(Activity):
Take every line from the entries below that includes the word "practice" and copy it.
[Supplied entries Boundary: Start]
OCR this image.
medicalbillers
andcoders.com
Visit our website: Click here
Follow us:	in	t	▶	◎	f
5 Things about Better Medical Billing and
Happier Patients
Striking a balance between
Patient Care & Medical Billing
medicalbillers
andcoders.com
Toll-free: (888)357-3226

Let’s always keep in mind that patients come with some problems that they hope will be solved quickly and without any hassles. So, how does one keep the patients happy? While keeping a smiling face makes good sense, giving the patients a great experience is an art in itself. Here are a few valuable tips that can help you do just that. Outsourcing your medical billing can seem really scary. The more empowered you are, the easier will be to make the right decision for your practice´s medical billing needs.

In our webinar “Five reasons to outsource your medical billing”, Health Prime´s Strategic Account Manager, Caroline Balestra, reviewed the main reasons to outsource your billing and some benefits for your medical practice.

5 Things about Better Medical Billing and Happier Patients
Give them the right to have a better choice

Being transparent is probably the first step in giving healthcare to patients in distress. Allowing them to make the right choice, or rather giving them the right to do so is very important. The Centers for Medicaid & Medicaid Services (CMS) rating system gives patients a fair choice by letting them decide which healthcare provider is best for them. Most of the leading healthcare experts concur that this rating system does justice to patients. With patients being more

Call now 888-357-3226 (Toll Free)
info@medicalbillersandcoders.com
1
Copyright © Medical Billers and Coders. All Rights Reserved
[Supplied entries Boundary: End]
(Task answer):
Let’s always keep in mind that patients come with some problems that they hope will be solved quickly and without any hassles. So, how does one keep the patients happy? While keeping a smiling face makes good sense, giving the patients a great experience is an art in itself. Here are a few valuable tips that can help you do just that. Outsourcing your medical billing can seem really scary. The more empowered you are, the easier will be to make the right decision for your practice´s medical billing needs.
In our webinar “Five reasons to outsource your medical billing”, Health Prime´s Strategic Account Manager, Caroline Balestra, reviewed the main reasons to outsource your billing and some benefits for your medical practice.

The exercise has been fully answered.